* start GIVEN DATA *

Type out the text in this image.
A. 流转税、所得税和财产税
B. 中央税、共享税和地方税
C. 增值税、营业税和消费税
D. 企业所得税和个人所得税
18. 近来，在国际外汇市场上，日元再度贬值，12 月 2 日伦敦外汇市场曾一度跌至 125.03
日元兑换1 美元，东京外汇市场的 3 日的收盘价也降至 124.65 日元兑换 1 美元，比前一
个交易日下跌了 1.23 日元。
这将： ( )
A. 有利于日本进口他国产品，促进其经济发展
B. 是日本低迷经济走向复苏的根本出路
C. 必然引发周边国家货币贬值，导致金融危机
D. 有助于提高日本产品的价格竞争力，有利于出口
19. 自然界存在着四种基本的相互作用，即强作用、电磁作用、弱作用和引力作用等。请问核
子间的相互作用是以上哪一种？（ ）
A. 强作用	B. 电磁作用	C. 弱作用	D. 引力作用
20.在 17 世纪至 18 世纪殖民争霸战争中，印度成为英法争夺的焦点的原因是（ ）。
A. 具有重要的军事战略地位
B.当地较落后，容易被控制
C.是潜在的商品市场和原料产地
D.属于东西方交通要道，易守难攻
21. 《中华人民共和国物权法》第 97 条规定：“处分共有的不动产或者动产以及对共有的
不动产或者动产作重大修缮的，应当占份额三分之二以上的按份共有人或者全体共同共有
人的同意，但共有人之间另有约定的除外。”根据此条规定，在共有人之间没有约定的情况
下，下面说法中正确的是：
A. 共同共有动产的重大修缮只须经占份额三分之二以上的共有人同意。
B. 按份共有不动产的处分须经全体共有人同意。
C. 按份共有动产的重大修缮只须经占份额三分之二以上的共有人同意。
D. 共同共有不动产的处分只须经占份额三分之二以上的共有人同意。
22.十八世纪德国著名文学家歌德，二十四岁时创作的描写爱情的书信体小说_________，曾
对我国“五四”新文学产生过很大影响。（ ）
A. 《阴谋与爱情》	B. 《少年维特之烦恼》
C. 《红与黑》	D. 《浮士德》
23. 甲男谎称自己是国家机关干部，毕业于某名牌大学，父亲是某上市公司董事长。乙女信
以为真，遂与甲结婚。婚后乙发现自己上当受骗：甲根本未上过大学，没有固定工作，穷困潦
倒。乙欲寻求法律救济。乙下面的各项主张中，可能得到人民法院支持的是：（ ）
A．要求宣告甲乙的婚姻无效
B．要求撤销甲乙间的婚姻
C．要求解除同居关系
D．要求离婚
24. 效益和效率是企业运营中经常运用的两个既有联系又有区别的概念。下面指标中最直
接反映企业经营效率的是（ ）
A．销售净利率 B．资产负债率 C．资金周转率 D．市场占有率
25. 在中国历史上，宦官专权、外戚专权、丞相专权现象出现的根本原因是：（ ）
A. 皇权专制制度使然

* end GIVEN DATA *

▶ THE REQUEST:
Set down the entries verbatim, leaving none out.

▶ EXPECTED ANSWER:
Type out the text in this image.
A. 流转税、所得税和财产税
B. 中央税、共享税和地方税
C. 增值税、营业税和消费税
D. 企业所得税和个人所得税
18. 近来，在国际外汇市场上，日元再度贬值，12 月 2 日伦敦外汇市场曾一度跌至 125.03
日元兑换1 美元，东京外汇市场的 3 日的收盘价也降至 124.65 日元兑换 1 美元，比前一
个交易日下跌了 1.23 日元。
这将： ( )
A. 有利于日本进口他国产品，促进其经济发展
B. 是日本低迷经济走向复苏的根本出路
C. 必然引发周边国家货币贬值，导致金融危机
D. 有助于提高日本产品的价格竞争力，有利于出口
19. 自然界存在着四种基本的相互作用，即强作用、电磁作用、弱作用和引力作用等。请问核
子间的相互作用是以上哪一种？（ ）
A. 强作用	B. 电磁作用	C. 弱作用	D. 引力作用
20.在 17 世纪至 18 世纪殖民争霸战争中，印度成为英法争夺的焦点的原因是（ ）。
A. 具有重要的军事战略地位
B.当地较落后，容易被控制
C.是潜在的商品市场和原料产地
D.属于东西方交通要道，易守难攻
21. 《中华人民共和国物权法》第 97 条规定：“处分共有的不动产或者动产以及对共有的
不动产或者动产作重大修缮的，应当占份额三分之二以上的按份共有人或者全体共同共有
人的同意，但共有人之间另有约定的除外。”根据此条规定，在共有人之间没有约定的情况
下，下面说法中正确的是：
A. 共同共有动产的重大修缮只须经占份额三分之二以上的共有人同意。
B. 按份共有不动产的处分须经全体共有人同意。
C. 按份共有动产的重大修缮只须经占份额三分之二以上的共有人同意。
D. 共同共有不动产的处分只须经占份额三分之二以上的共有人同意。
22.十八世纪德国著名文学家歌德，二十四岁时创作的描写爱情的书信体小说_________，曾
对我国“五四”新文学产生过很大影响。（ ）
A. 《阴谋与爱情》	B. 《少年维特之烦恼》
C. 《红与黑》	D. 《浮士德》
23. 甲男谎称自己是国家机关干部，毕业于某名牌大学，父亲是某上市公司董事长。乙女信
以为真，遂与甲结婚。婚后乙发现自己上当受骗：甲根本未上过大学，没有固定工作，穷困潦
倒。乙欲寻求法律救济。乙下面的各项主张中，可能得到人民法院支持的是：（ ）
A．要求宣告甲乙的婚姻无效
B．要求撤销甲乙间的婚姻
C．要求解除同居关系
D．要求离婚
24. 效益和效率是企业运营中经常运用的两个既有联系又有区别的概念。下面指标中最直
接反映企业经营效率的是（ ）
A．销售净利率 B．资产负债率 C．资金周转率 D．市场占有率
25. 在中国历史上，宦官专权、外戚专权、丞相专权现象出现的根本原因是：（ ）
A. 皇权专制制度使然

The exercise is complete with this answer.